From the entries below, gather each line containing the word "Непрограммные".
----- Data provided
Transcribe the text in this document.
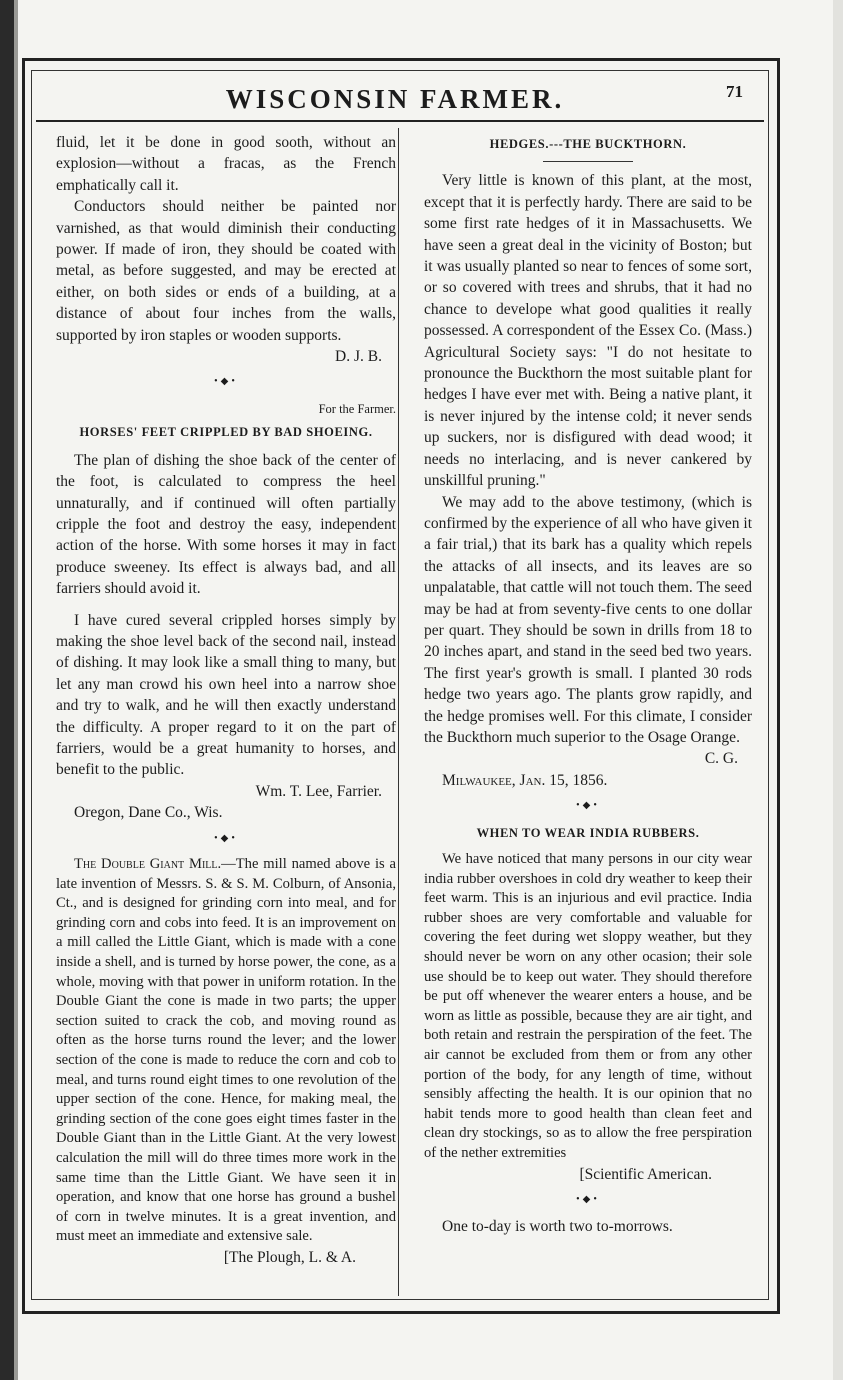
WISCONSIN FARMER.	71

fluid, let it be done in good sooth, without an explosion—without a fracas, as the French emphatically call it.

Conductors should neither be painted nor varnished, as that would diminish their conducting power. If made of iron, they should be coated with metal, as before suggested, and may be erected at either, on both sides or ends of a building, at a distance of about four inches from the walls, supported by iron staples or wooden supports.

D. J. B.

•◆•

For the Farmer.

HORSES' FEET CRIPPLED BY BAD SHOEING.

The plan of dishing the shoe back of the center of the foot, is calculated to compress the heel unnaturally, and if continued will often partially cripple the foot and destroy the easy, independent action of the horse. With some horses it may in fact produce sweeney. Its effect is always bad, and all farriers should avoid it.

I have cured several crippled horses simply by making the shoe level back of the second nail, instead of dishing. It may look like a small thing to many, but let any man crowd his own heel into a narrow shoe and try to walk, and he will then exactly understand the difficulty. A proper regard to it on the part of farriers, would be a great humanity to horses, and benefit to the public.

Wm. T. Lee, Farrier.

Oregon, Dane Co., Wis.

•◆•

The Double Giant Mill.—The mill named above is a late invention of Messrs. S. & S. M. Colburn, of Ansonia, Ct., and is designed for grinding corn into meal, and for grinding corn and cobs into feed. It is an improvement on a mill called the Little Giant, which is made with a cone inside a shell, and is turned by horse power, the cone, as a whole, moving with that power in uniform rotation. In the Double Giant the cone is made in two parts; the upper section suited to crack the cob, and moving round as often as the horse turns round the lever; and the lower section of the cone is made to reduce the corn and cob to meal, and turns round eight times to one revolution of the upper section of the cone. Hence, for making meal, the grinding section of the cone goes eight times faster in the Double Giant than in the Little Giant. At the very lowest calculation the mill will do three times more work in the same time than the Little Giant. We have seen it in operation, and know that one horse has ground a bushel of corn in twelve minutes. It is a great invention, and must meet an immediate and extensive sale.

[The Plough, L. & A.

HEDGES.---THE BUCKTHORN.

Very little is known of this plant, at the most, except that it is perfectly hardy. There are said to be some first rate hedges of it in Massachusetts. We have seen a great deal in the vicinity of Boston; but it was usually planted so near to fences of some sort, or so covered with trees and shrubs, that it had no chance to develope what good qualities it really possessed. A correspondent of the Essex Co. (Mass.) Agricultural Society says: "I do not hesitate to pronounce the Buckthorn the most suitable plant for hedges I have ever met with. Being a native plant, it is never injured by the intense cold; it never sends up suckers, nor is disfigured with dead wood; it needs no interlacing, and is never cankered by unskillful pruning."

We may add to the above testimony, (which is confirmed by the experience of all who have given it a fair trial,) that its bark has a quality which repels the attacks of all insects, and its leaves are so unpalatable, that cattle will not touch them. The seed may be had at from seventy-five cents to one dollar per quart. They should be sown in drills from 18 to 20 inches apart, and stand in the seed bed two years. The first year's growth is small. I planted 30 rods hedge two years ago. The plants grow rapidly, and the hedge promises well. For this climate, I consider the Buckthorn much superior to the Osage Orange.

C. G.

Milwaukee, Jan. 15, 1856.

•◆•
WHEN TO WEAR INDIA RUBBERS.

We have noticed that many persons in our city wear india rubber overshoes in cold dry weather to keep their feet warm. This is an injurious and evil practice. India rubber shoes are very comfortable and valuable for covering the feet during wet sloppy weather, but they should never be worn on any other ocasion; their sole use should be to keep out water. They should therefore be put off whenever the wearer enters a house, and be worn as little as possible, because they are air tight, and both retain and restrain the perspiration of the feet. The air cannot be excluded from them or from any other portion of the body, for any length of time, without sensibly affecting the health. It is our opinion that no habit tends more to good health than clean feet and clean dry stockings, so as to allow the free perspiration of the nether extremities

[Scientific American.

•◆•

One to-day is worth two to-morrows.
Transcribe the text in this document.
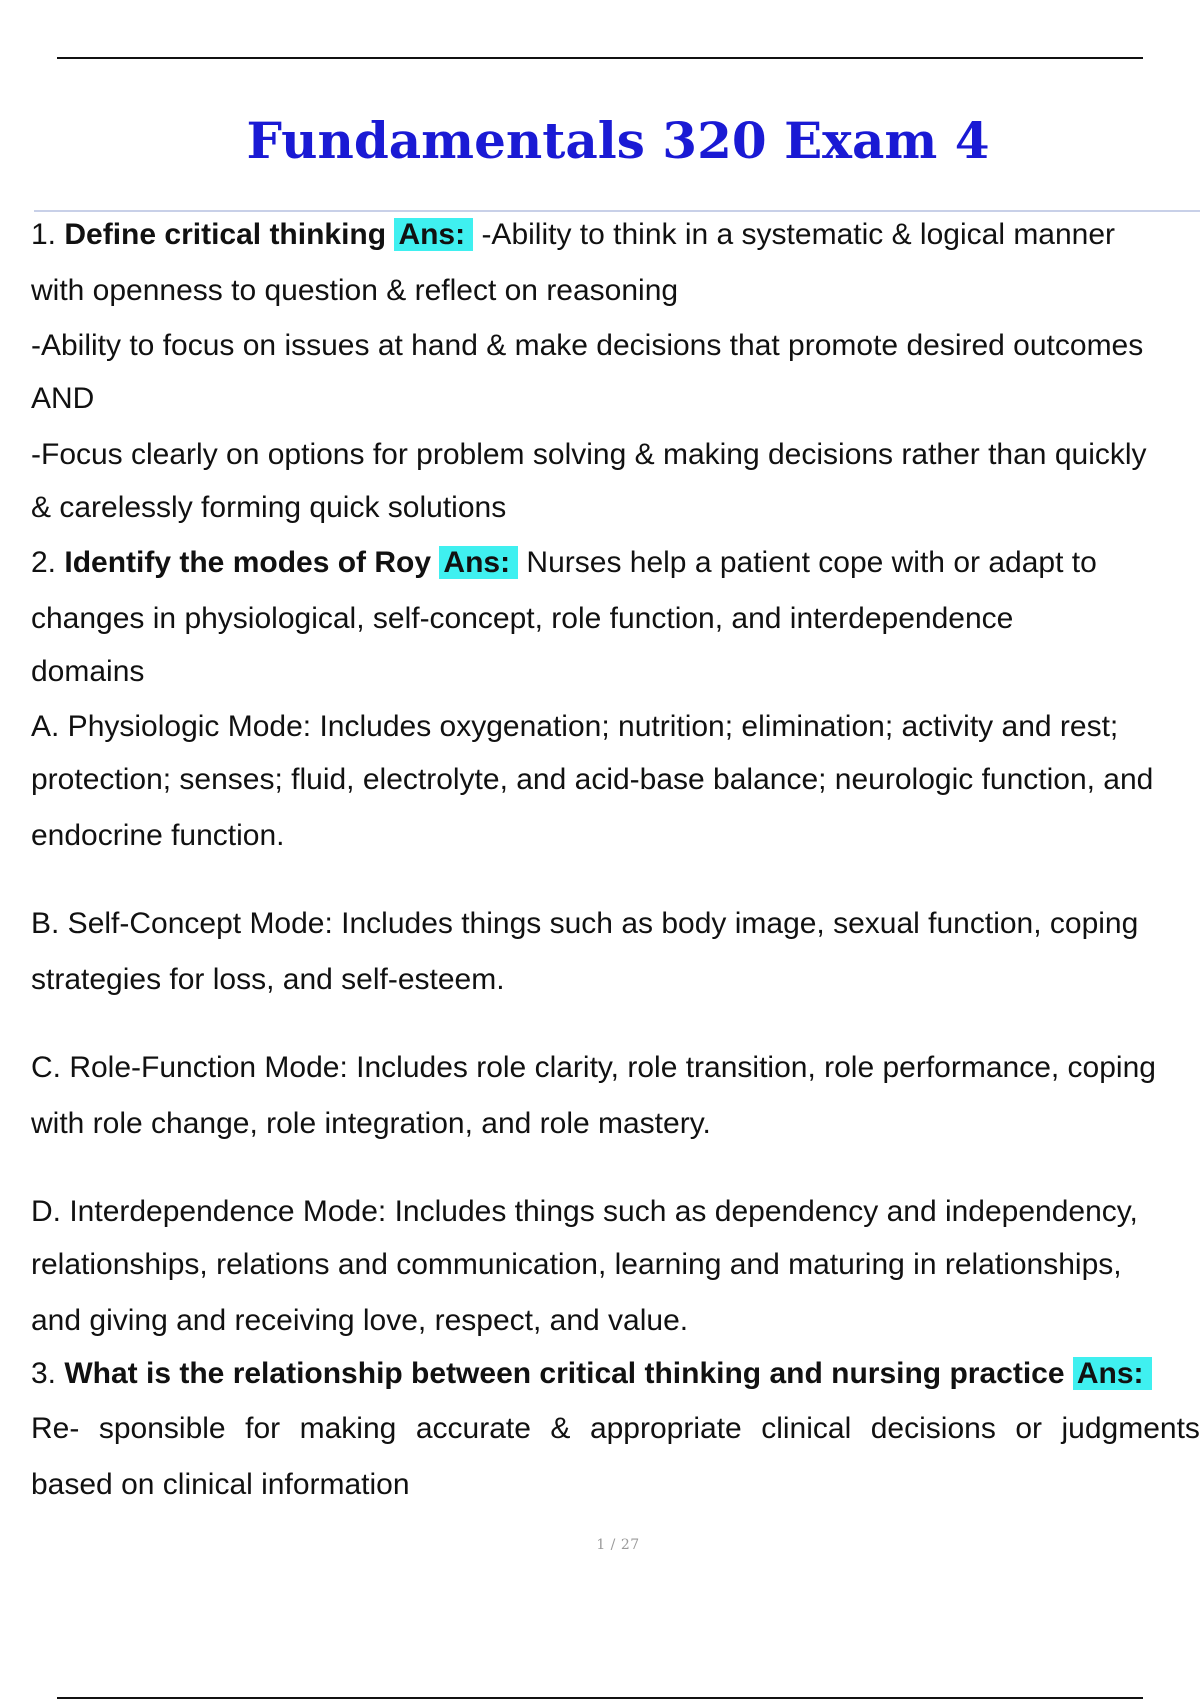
Fundamentals 320 Exam 4
1. Define critical thinking Ans: -Ability to think in a systematic & logical manner
with openness to question & reflect on reasoning
-Ability to focus on issues at hand & make decisions that promote desired outcomes
AND
-Focus clearly on options for problem solving & making decisions rather than quickly
& carelessly forming quick solutions
2. Identify the modes of Roy Ans: Nurses help a patient cope with or adapt to
changes in physiological, self-concept, role function, and interdependence
domains
A. Physiologic Mode: Includes oxygenation; nutrition; elimination; activity and rest;
protection; senses; fluid, electrolyte, and acid-base balance; neurologic function, and
endocrine function.
B. Self-Concept Mode: Includes things such as body image, sexual function, coping
strategies for loss, and self-esteem.
C. Role-Function Mode: Includes role clarity, role transition, role performance, coping
with role change, role integration, and role mastery.
D. Interdependence Mode: Includes things such as dependency and independency,
relationships, relations and communication, learning and maturing in relationships,
and giving and receiving love, respect, and value.
3. What is the relationship between critical thinking and nursing practice Ans:
Re- sponsible for making accurate & appropriate clinical decisions or judgments
based on clinical information
1 / 27
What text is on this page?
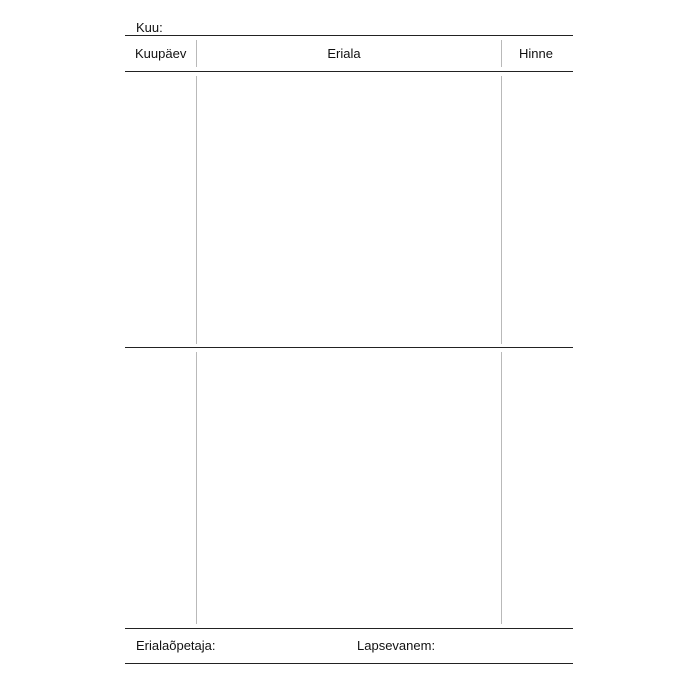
Kuu:
Kuupäev	Eriala	Hinne
Erialaõpetaja:	Lapsevanem:
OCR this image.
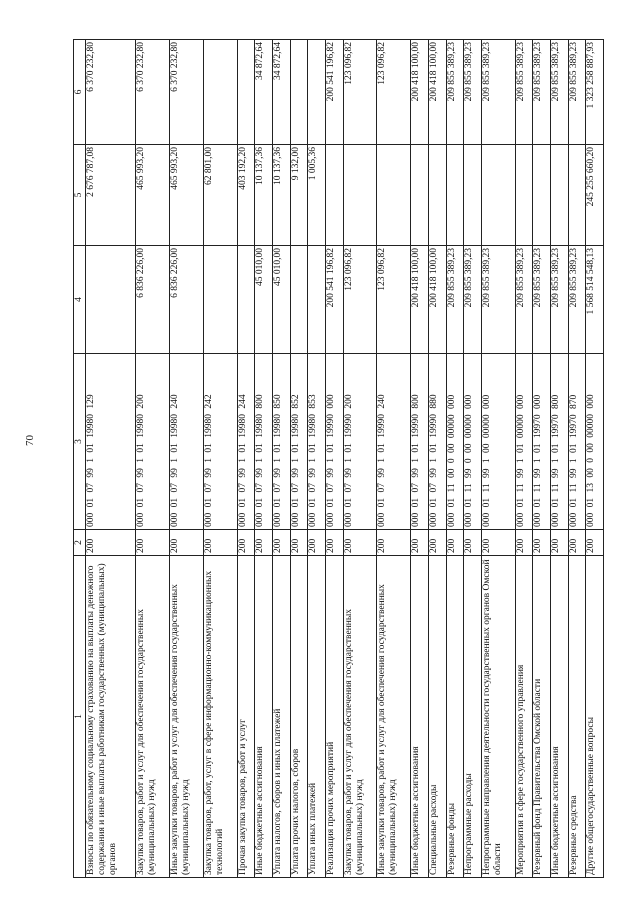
70
1	2	3	4	5	6
Взносы по обязательному социальному страхованию на выплаты денежного содержания и иные выплаты работникам государственных (муниципальных) органов	200	000 01 07 99 1 01 19980 129		2 676 787,08	6 370 232,80
Закупка товаров, работ и услуг для обеспечения государственных (муниципальных) нужд	200	000 01 07 99 1 01 19980 200	6 836 226,00	465 993,20	6 370 232,80
Иные закупки товаров, работ и услуг для обеспечения государственных (муниципальных) нужд	200	000 01 07 99 1 01 19980 240	6 836 226,00	465 993,20	6 370 232,80
Закупка товаров, работ, услуг в сфере информационно-коммуникационных технологий	200	000 01 07 99 1 01 19980 242		62 801,00	
Прочая закупка товаров, работ и услуг	200	000 01 07 99 1 01 19980 244		403 192,20	
Иные бюджетные ассигнования	200	000 01 07 99 1 01 19980 800	45 010,00	10 137,36	34 872,64
Уплата налогов, сборов и иных платежей	200	000 01 07 99 1 01 19980 850	45 010,00	10 137,36	34 872,64
Уплата прочих налогов, сборов	200	000 01 07 99 1 01 19980 852		9 132,00	
Уплата иных платежей	200	000 01 07 99 1 01 19980 853		1 005,36	
Реализация прочих мероприятий	200	000 01 07 99 1 01 19990 000	200 541 196,82		200 541 196,82
Закупка товаров, работ и услуг для обеспечения государственных (муниципальных) нужд	200	000 01 07 99 1 01 19990 200	123 096,82		123 096,82
Иные закупки товаров, работ и услуг для обеспечения государственных (муниципальных) нужд	200	000 01 07 99 1 01 19990 240	123 096,82		123 096,82
Иные бюджетные ассигнования	200	000 01 07 99 1 01 19990 800	200 418 100,00		200 418 100,00
Специальные расходы	200	000 01 07 99 1 01 19990 880	200 418 100,00		200 418 100,00
Резервные фонды	200	000 01 11 00 0 00 00000 000	209 855 389,23		209 855 389,23
Непрограммные расходы	200	000 01 11 99 0 00 00000 000	209 855 389,23		209 855 389,23
Непрограммные направления деятельности государственных органов Омской области	200	000 01 11 99 1 00 00000 000	209 855 389,23		209 855 389,23
Мероприятия в сфере государственного управления	200	000 01 11 99 1 01 00000 000	209 855 389,23		209 855 389,23
Резервный фонд Правительства Омской области	200	000 01 11 99 1 01 19970 000	209 855 389,23		209 855 389,23
Иные бюджетные ассигнования	200	000 01 11 99 1 01 19970 800	209 855 389,23		209 855 389,23
Резервные средства	200	000 01 11 99 1 01 19970 870	209 855 389,23		209 855 389,23
Другие общегосударственные вопросы	200	000 01 13 00 0 00 00000 000	1 568 514 548,13	245 255 660,20	1 323 258 887,93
----------
= Task answer =
Непрограммные расходы	200	000 01 11 99 0 00 00000 000	209 855 389,23		209 855 389,23
Непрограммные направления деятельности государственных органов Омской области	200	000 01 11 99 1 00 00000 000	209 855 389,23		209 855 389,23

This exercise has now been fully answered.